Given task: Every record must be transcribed in its entirety, apart from the images, which are to be omitted.

Material to process:
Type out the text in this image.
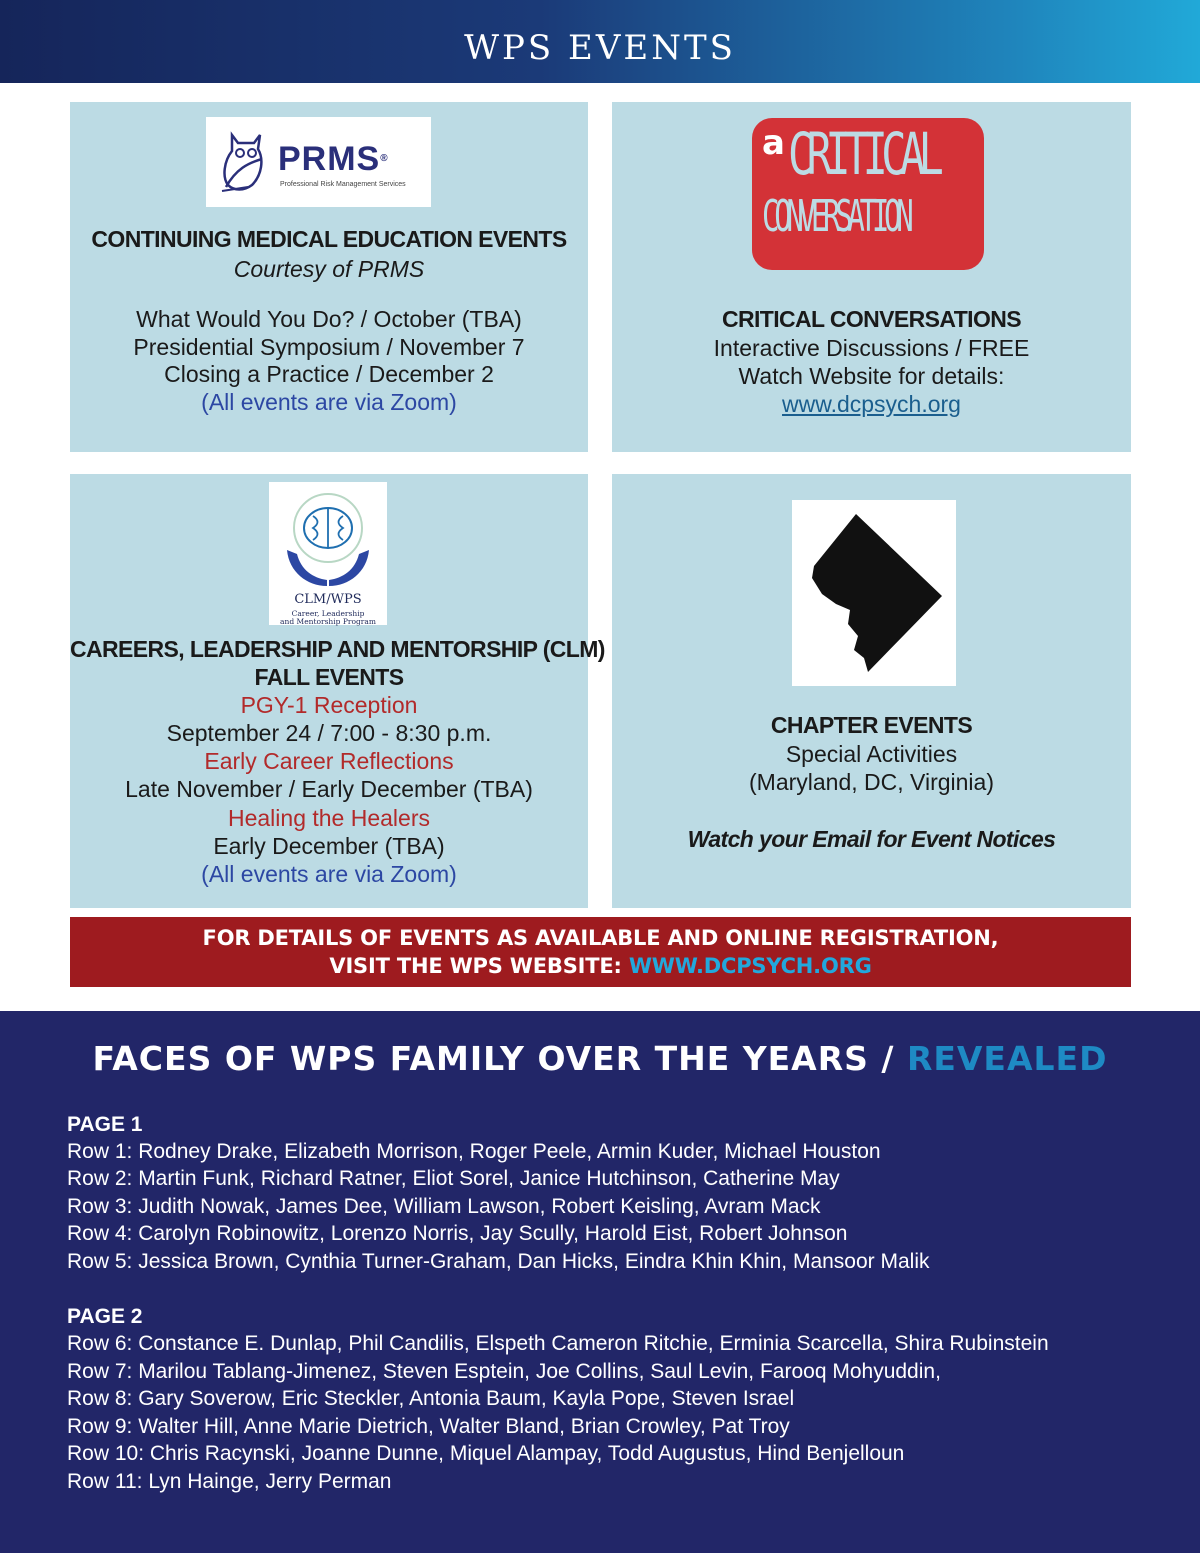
WPS EVENTS
PRMS®
Professional Risk Management Services
CONTINUING MEDICAL EDUCATION EVENTS
Courtesy of PRMS
What Would You Do? / October (TBA)
Presidential Symposium / November 7
Closing a Practice / December 2
(All events are via Zoom)
a CRITICAL
CONVERSATION
CRITICAL CONVERSATIONS
Interactive Discussions / FREE
Watch Website for details:
www.dcpsych.org
CLM/WPS
Career, Leadership
and Mentorship Program
CAREERS, LEADERSHIP AND MENTORSHIP (CLM)
FALL EVENTS
PGY-1 Reception
September 24 / 7:00 - 8:30 p.m.
Early Career Reflections
Late November / Early December (TBA)
Healing the Healers
Early December (TBA)
(All events are via Zoom)
CHAPTER EVENTS
Special Activities
(Maryland, DC, Virginia)
Watch your Email for Event Notices
FOR DETAILS OF EVENTS AS AVAILABLE AND ONLINE REGISTRATION,
VISIT THE WPS WEBSITE: WWW.DCPSYCH.ORG
FACES OF WPS FAMILY OVER THE YEARS / REVEALED
PAGE 1
Row 1: Rodney Drake, Elizabeth Morrison, Roger Peele, Armin Kuder, Michael Houston
Row 2: Martin Funk, Richard Ratner, Eliot Sorel, Janice Hutchinson, Catherine May
Row 3: Judith Nowak, James Dee, William Lawson, Robert Keisling, Avram Mack
Row 4: Carolyn Robinowitz, Lorenzo Norris, Jay Scully, Harold Eist, Robert Johnson
Row 5: Jessica Brown, Cynthia Turner-Graham, Dan Hicks, Eindra Khin Khin, Mansoor Malik
PAGE 2
Row 6: Constance E. Dunlap, Phil Candilis, Elspeth Cameron Ritchie, Erminia Scarcella, Shira Rubinstein
Row 7: Marilou Tablang-Jimenez, Steven Esptein, Joe Collins, Saul Levin, Farooq Mohyuddin,
Row 8: Gary Soverow, Eric Steckler, Antonia Baum, Kayla Pope, Steven Israel
Row 9: Walter Hill, Anne Marie Dietrich, Walter Bland, Brian Crowley, Pat Troy
Row 10: Chris Racynski, Joanne Dunne, Miquel Alampay, Todd Augustus, Hind Benjelloun
Row 11: Lyn Hainge, Jerry Perman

Answer to this problem:
Type out the text in this image.
WPS EVENTS
PRMS®
Professional Risk Management Services
CONTINUING MEDICAL EDUCATION EVENTS
Courtesy of PRMS
What Would You Do? / October (TBA)
Presidential Symposium / November 7
Closing a Practice / December 2
(All events are via Zoom)
a CRITICAL
CONVERSATION
CRITICAL CONVERSATIONS
Interactive Discussions / FREE
Watch Website for details:
www.dcpsych.org
CLM/WPS
Career, Leadership
and Mentorship Program
CAREERS, LEADERSHIP AND MENTORSHIP (CLM)
FALL EVENTS
PGY-1 Reception
September 24 / 7:00 - 8:30 p.m.
Early Career Reflections
Late November / Early December (TBA)
Healing the Healers
Early December (TBA)
(All events are via Zoom)
CHAPTER EVENTS
Special Activities
(Maryland, DC, Virginia)
Watch your Email for Event Notices
FOR DETAILS OF EVENTS AS AVAILABLE AND ONLINE REGISTRATION,
VISIT THE WPS WEBSITE: WWW.DCPSYCH.ORG
FACES OF WPS FAMILY OVER THE YEARS / REVEALED
PAGE 1
Row 1: Rodney Drake, Elizabeth Morrison, Roger Peele, Armin Kuder, Michael Houston
Row 2: Martin Funk, Richard Ratner, Eliot Sorel, Janice Hutchinson, Catherine May
Row 3: Judith Nowak, James Dee, William Lawson, Robert Keisling, Avram Mack
Row 4: Carolyn Robinowitz, Lorenzo Norris, Jay Scully, Harold Eist, Robert Johnson
Row 5: Jessica Brown, Cynthia Turner-Graham, Dan Hicks, Eindra Khin Khin, Mansoor Malik
PAGE 2
Row 6: Constance E. Dunlap, Phil Candilis, Elspeth Cameron Ritchie, Erminia Scarcella, Shira Rubinstein
Row 7: Marilou Tablang-Jimenez, Steven Esptein, Joe Collins, Saul Levin, Farooq Mohyuddin,
Row 8: Gary Soverow, Eric Steckler, Antonia Baum, Kayla Pope, Steven Israel
Row 9: Walter Hill, Anne Marie Dietrich, Walter Bland, Brian Crowley, Pat Troy
Row 10: Chris Racynski, Joanne Dunne, Miquel Alampay, Todd Augustus, Hind Benjelloun
Row 11: Lyn Hainge, Jerry Perman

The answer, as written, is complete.